Transcribe every entry word for word. Skip the pictures.

### Supplied records

□ □ □ □ □ □ □

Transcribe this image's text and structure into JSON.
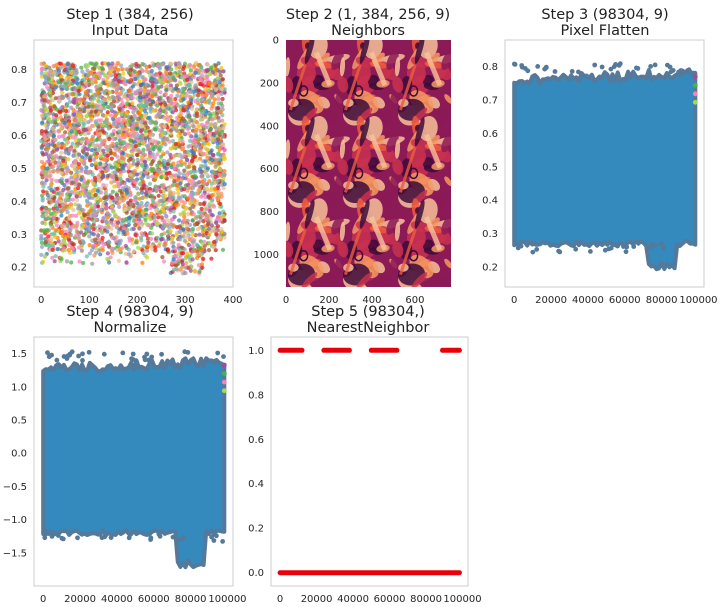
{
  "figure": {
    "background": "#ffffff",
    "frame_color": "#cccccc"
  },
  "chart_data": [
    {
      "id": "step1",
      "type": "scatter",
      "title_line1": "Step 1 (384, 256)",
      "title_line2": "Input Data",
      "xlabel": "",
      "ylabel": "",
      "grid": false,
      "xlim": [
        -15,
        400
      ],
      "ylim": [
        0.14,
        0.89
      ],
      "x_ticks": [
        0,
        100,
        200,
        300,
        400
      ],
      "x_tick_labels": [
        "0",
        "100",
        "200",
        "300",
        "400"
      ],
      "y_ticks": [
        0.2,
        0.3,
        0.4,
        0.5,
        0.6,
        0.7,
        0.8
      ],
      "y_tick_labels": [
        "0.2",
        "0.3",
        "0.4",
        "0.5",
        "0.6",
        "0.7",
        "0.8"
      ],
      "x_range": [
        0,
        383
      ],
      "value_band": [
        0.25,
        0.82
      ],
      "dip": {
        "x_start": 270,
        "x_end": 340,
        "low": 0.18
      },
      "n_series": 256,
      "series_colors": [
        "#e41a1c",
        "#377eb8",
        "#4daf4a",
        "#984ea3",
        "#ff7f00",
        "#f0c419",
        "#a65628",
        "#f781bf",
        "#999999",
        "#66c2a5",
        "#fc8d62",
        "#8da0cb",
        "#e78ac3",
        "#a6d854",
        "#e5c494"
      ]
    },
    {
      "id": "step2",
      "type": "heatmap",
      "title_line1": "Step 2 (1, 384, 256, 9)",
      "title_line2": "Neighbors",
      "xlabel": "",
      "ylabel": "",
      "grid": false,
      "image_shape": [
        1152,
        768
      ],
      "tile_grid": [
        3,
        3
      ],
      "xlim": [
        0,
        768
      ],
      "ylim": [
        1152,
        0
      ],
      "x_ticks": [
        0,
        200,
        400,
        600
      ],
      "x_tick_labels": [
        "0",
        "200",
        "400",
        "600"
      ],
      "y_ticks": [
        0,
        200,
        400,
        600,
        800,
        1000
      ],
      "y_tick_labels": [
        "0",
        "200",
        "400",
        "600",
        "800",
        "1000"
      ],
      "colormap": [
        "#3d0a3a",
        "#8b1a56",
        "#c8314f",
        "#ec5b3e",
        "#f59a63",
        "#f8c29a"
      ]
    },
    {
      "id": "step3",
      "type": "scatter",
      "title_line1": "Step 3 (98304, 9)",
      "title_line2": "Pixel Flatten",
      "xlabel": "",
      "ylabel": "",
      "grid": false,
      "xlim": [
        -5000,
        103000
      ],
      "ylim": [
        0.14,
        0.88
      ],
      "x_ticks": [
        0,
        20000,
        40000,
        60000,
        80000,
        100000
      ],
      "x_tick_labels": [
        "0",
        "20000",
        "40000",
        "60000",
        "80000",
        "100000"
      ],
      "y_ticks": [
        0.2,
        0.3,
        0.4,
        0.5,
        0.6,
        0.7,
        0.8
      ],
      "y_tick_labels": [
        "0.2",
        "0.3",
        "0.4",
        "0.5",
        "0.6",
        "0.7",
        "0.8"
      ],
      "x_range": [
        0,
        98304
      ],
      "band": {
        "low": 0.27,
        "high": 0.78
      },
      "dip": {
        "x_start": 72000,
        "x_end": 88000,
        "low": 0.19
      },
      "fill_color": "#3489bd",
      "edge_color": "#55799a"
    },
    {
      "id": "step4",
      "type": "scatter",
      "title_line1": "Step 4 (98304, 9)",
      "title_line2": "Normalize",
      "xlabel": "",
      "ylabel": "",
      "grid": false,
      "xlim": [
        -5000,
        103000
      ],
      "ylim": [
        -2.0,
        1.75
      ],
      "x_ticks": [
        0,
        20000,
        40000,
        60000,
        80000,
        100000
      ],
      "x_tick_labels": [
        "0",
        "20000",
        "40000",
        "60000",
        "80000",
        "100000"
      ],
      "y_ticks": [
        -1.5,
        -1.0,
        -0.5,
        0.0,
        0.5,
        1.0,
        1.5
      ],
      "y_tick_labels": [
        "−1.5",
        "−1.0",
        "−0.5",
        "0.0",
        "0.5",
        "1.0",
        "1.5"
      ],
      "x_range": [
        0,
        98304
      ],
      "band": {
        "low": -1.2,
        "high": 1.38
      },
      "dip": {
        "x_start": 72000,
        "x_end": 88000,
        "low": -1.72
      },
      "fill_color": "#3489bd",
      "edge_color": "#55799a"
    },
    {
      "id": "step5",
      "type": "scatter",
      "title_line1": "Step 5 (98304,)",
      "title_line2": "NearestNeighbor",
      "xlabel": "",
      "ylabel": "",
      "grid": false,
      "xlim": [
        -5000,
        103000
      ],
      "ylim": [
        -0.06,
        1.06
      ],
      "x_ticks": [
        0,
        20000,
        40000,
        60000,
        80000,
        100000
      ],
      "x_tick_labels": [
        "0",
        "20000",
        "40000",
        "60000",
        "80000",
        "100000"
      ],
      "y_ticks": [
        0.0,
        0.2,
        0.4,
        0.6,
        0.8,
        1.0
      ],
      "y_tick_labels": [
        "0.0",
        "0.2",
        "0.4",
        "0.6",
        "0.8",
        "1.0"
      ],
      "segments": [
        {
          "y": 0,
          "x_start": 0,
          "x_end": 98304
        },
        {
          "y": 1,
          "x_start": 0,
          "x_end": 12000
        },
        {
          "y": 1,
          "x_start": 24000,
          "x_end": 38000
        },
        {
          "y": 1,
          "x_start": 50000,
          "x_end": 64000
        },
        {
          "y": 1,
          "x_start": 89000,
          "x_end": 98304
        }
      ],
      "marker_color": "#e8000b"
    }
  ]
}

□ □ □ □ □ □ □

### Finished exercise
Transcribe this image's text and structure into JSON.
{
  "figure": {
    "background": "#ffffff",
    "frame_color": "#cccccc"
  },
  "chart_data": [
    {
      "id": "step1",
      "type": "scatter",
      "title_line1": "Step 1 (384, 256)",
      "title_line2": "Input Data",
      "xlabel": "",
      "ylabel": "",
      "grid": false,
      "xlim": [
        -15,
        400
      ],
      "ylim": [
        0.14,
        0.89
      ],
      "x_ticks": [
        0,
        100,
        200,
        300,
        400
      ],
      "x_tick_labels": [
        "0",
        "100",
        "200",
        "300",
        "400"
      ],
      "y_ticks": [
        0.2,
        0.3,
        0.4,
        0.5,
        0.6,
        0.7,
        0.8
      ],
      "y_tick_labels": [
        "0.2",
        "0.3",
        "0.4",
        "0.5",
        "0.6",
        "0.7",
        "0.8"
      ],
      "x_range": [
        0,
        383
      ],
      "value_band": [
        0.25,
        0.82
      ],
      "dip": {
        "x_start": 270,
        "x_end": 340,
        "low": 0.18
      },
      "n_series": 256,
      "series_colors": [
        "#e41a1c",
        "#377eb8",
        "#4daf4a",
        "#984ea3",
        "#ff7f00",
        "#f0c419",
        "#a65628",
        "#f781bf",
        "#999999",
        "#66c2a5",
        "#fc8d62",
        "#8da0cb",
        "#e78ac3",
        "#a6d854",
        "#e5c494"
      ]
    },
    {
      "id": "step2",
      "type": "heatmap",
      "title_line1": "Step 2 (1, 384, 256, 9)",
      "title_line2": "Neighbors",
      "xlabel": "",
      "ylabel": "",
      "grid": false,
      "image_shape": [
        1152,
        768
      ],
      "tile_grid": [
        3,
        3
      ],
      "xlim": [
        0,
        768
      ],
      "ylim": [
        1152,
        0
      ],
      "x_ticks": [
        0,
        200,
        400,
        600
      ],
      "x_tick_labels": [
        "0",
        "200",
        "400",
        "600"
      ],
      "y_ticks": [
        0,
        200,
        400,
        600,
        800,
        1000
      ],
      "y_tick_labels": [
        "0",
        "200",
        "400",
        "600",
        "800",
        "1000"
      ],
      "colormap": [
        "#3d0a3a",
        "#8b1a56",
        "#c8314f",
        "#ec5b3e",
        "#f59a63",
        "#f8c29a"
      ]
    },
    {
      "id": "step3",
      "type": "scatter",
      "title_line1": "Step 3 (98304, 9)",
      "title_line2": "Pixel Flatten",
      "xlabel": "",
      "ylabel": "",
      "grid": false,
      "xlim": [
        -5000,
        103000
      ],
      "ylim": [
        0.14,
        0.88
      ],
      "x_ticks": [
        0,
        20000,
        40000,
        60000,
        80000,
        100000
      ],
      "x_tick_labels": [
        "0",
        "20000",
        "40000",
        "60000",
        "80000",
        "100000"
      ],
      "y_ticks": [
        0.2,
        0.3,
        0.4,
        0.5,
        0.6,
        0.7,
        0.8
      ],
      "y_tick_labels": [
        "0.2",
        "0.3",
        "0.4",
        "0.5",
        "0.6",
        "0.7",
        "0.8"
      ],
      "x_range": [
        0,
        98304
      ],
      "band": {
        "low": 0.27,
        "high": 0.78
      },
      "dip": {
        "x_start": 72000,
        "x_end": 88000,
        "low": 0.19
      },
      "fill_color": "#3489bd",
      "edge_color": "#55799a"
    },
    {
      "id": "step4",
      "type": "scatter",
      "title_line1": "Step 4 (98304, 9)",
      "title_line2": "Normalize",
      "xlabel": "",
      "ylabel": "",
      "grid": false,
      "xlim": [
        -5000,
        103000
      ],
      "ylim": [
        -2.0,
        1.75
      ],
      "x_ticks": [
        0,
        20000,
        40000,
        60000,
        80000,
        100000
      ],
      "x_tick_labels": [
        "0",
        "20000",
        "40000",
        "60000",
        "80000",
        "100000"
      ],
      "y_ticks": [
        -1.5,
        -1.0,
        -0.5,
        0.0,
        0.5,
        1.0,
        1.5
      ],
      "y_tick_labels": [
        "−1.5",
        "−1.0",
        "−0.5",
        "0.0",
        "0.5",
        "1.0",
        "1.5"
      ],
      "x_range": [
        0,
        98304
      ],
      "band": {
        "low": -1.2,
        "high": 1.38
      },
      "dip": {
        "x_start": 72000,
        "x_end": 88000,
        "low": -1.72
      },
      "fill_color": "#3489bd",
      "edge_color": "#55799a"
    },
    {
      "id": "step5",
      "type": "scatter",
      "title_line1": "Step 5 (98304,)",
      "title_line2": "NearestNeighbor",
      "xlabel": "",
      "ylabel": "",
      "grid": false,
      "xlim": [
        -5000,
        103000
      ],
      "ylim": [
        -0.06,
        1.06
      ],
      "x_ticks": [
        0,
        20000,
        40000,
        60000,
        80000,
        100000
      ],
      "x_tick_labels": [
        "0",
        "20000",
        "40000",
        "60000",
        "80000",
        "100000"
      ],
      "y_ticks": [
        0.0,
        0.2,
        0.4,
        0.6,
        0.8,
        1.0
      ],
      "y_tick_labels": [
        "0.0",
        "0.2",
        "0.4",
        "0.6",
        "0.8",
        "1.0"
      ],
      "segments": [
        {
          "y": 0,
          "x_start": 0,
          "x_end": 98304
        },
        {
          "y": 1,
          "x_start": 0,
          "x_end": 12000
        },
        {
          "y": 1,
          "x_start": 24000,
          "x_end": 38000
        },
        {
          "y": 1,
          "x_start": 50000,
          "x_end": 64000
        },
        {
          "y": 1,
          "x_start": 89000,
          "x_end": 98304
        }
      ],
      "marker_color": "#e8000b"
    }
  ]
}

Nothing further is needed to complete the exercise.